## GIVEN RECORDS

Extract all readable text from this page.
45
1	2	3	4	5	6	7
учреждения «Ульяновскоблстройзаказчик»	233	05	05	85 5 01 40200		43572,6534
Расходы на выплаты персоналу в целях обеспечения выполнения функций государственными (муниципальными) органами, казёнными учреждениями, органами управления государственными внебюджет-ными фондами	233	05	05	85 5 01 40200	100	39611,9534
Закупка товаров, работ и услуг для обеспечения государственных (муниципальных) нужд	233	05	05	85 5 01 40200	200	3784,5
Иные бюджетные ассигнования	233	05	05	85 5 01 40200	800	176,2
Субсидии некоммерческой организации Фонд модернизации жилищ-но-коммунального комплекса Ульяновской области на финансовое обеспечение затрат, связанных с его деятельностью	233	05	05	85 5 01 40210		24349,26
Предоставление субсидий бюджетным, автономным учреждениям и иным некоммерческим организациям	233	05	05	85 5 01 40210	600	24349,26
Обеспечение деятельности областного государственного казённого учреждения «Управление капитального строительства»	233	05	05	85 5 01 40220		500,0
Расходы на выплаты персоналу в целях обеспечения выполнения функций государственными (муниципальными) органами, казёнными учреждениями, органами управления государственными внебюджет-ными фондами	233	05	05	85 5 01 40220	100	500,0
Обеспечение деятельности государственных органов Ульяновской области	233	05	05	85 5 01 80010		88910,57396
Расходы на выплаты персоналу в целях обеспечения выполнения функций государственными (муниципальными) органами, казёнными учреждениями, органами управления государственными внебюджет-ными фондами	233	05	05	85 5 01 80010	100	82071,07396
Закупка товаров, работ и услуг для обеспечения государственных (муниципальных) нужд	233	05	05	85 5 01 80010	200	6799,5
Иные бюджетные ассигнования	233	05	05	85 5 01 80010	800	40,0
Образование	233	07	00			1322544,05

## PROMPT
Transcribe the material above word for word.

## RESPONSE TO THIS TASK
Extract all readable text from this page.
45
1	2	3	4	5	6	7
учреждения «Ульяновскоблстройзаказчик»	233	05	05	85 5 01 40200		43572,6534
Расходы на выплаты персоналу в целях обеспечения выполнения функций государственными (муниципальными) органами, казёнными учреждениями, органами управления государственными внебюджет-ными фондами	233	05	05	85 5 01 40200	100	39611,9534
Закупка товаров, работ и услуг для обеспечения государственных (муниципальных) нужд	233	05	05	85 5 01 40200	200	3784,5
Иные бюджетные ассигнования	233	05	05	85 5 01 40200	800	176,2
Субсидии некоммерческой организации Фонд модернизации жилищ-но-коммунального комплекса Ульяновской области на финансовое обеспечение затрат, связанных с его деятельностью	233	05	05	85 5 01 40210		24349,26
Предоставление субсидий бюджетным, автономным учреждениям и иным некоммерческим организациям	233	05	05	85 5 01 40210	600	24349,26
Обеспечение деятельности областного государственного казённого учреждения «Управление капитального строительства»	233	05	05	85 5 01 40220		500,0
Расходы на выплаты персоналу в целях обеспечения выполнения функций государственными (муниципальными) органами, казёнными учреждениями, органами управления государственными внебюджет-ными фондами	233	05	05	85 5 01 40220	100	500,0
Обеспечение деятельности государственных органов Ульяновской области	233	05	05	85 5 01 80010		88910,57396
Расходы на выплаты персоналу в целях обеспечения выполнения функций государственными (муниципальными) органами, казёнными учреждениями, органами управления государственными внебюджет-ными фондами	233	05	05	85 5 01 80010	100	82071,07396
Закупка товаров, работ и услуг для обеспечения государственных (муниципальных) нужд	233	05	05	85 5 01 80010	200	6799,5
Иные бюджетные ассигнования	233	05	05	85 5 01 80010	800	40,0
Образование	233	07	00			1322544,05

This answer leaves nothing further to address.